WHAT YOU ARE ASKED TO DO: Write out the complete material exactly as it stands.
— START RAW RECORDS —
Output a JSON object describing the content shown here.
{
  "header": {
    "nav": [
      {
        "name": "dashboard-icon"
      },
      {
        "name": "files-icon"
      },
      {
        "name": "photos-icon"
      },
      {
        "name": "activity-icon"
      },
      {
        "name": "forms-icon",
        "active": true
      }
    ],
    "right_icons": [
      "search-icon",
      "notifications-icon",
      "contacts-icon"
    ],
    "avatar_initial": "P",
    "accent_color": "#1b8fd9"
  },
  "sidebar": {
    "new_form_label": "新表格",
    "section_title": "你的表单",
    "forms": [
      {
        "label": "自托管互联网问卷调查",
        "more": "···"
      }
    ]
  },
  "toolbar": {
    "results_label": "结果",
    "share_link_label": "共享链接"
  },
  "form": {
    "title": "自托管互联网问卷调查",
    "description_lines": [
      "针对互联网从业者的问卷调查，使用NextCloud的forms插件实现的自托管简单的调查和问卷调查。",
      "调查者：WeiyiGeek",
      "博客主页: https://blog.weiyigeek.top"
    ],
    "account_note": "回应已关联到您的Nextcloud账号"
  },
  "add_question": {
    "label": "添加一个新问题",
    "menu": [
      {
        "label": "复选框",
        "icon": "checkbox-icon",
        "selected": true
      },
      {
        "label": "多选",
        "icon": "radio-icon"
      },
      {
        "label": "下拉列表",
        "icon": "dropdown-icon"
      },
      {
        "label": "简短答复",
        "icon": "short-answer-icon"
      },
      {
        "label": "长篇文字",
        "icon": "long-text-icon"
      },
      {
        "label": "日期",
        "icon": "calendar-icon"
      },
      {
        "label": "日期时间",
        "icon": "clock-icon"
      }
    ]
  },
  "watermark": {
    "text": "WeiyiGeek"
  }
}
— END RAW RECORDS —
FINAL RESULT:
Output a JSON object describing the content shown here.
{
  "header": {
    "nav": [
      {
        "name": "dashboard-icon"
      },
      {
        "name": "files-icon"
      },
      {
        "name": "photos-icon"
      },
      {
        "name": "activity-icon"
      },
      {
        "name": "forms-icon",
        "active": true
      }
    ],
    "right_icons": [
      "search-icon",
      "notifications-icon",
      "contacts-icon"
    ],
    "avatar_initial": "P",
    "accent_color": "#1b8fd9"
  },
  "sidebar": {
    "new_form_label": "新表格",
    "section_title": "你的表单",
    "forms": [
      {
        "label": "自托管互联网问卷调查",
        "more": "···"
      }
    ]
  },
  "toolbar": {
    "results_label": "结果",
    "share_link_label": "共享链接"
  },
  "form": {
    "title": "自托管互联网问卷调查",
    "description_lines": [
      "针对互联网从业者的问卷调查，使用NextCloud的forms插件实现的自托管简单的调查和问卷调查。",
      "调查者：WeiyiGeek",
      "博客主页: https://blog.weiyigeek.top"
    ],
    "account_note": "回应已关联到您的Nextcloud账号"
  },
  "add_question": {
    "label": "添加一个新问题",
    "menu": [
      {
        "label": "复选框",
        "icon": "checkbox-icon",
        "selected": true
      },
      {
        "label": "多选",
        "icon": "radio-icon"
      },
      {
        "label": "下拉列表",
        "icon": "dropdown-icon"
      },
      {
        "label": "简短答复",
        "icon": "short-answer-icon"
      },
      {
        "label": "长篇文字",
        "icon": "long-text-icon"
      },
      {
        "label": "日期",
        "icon": "calendar-icon"
      },
      {
        "label": "日期时间",
        "icon": "clock-icon"
      }
    ]
  },
  "watermark": {
    "text": "WeiyiGeek"
  }
}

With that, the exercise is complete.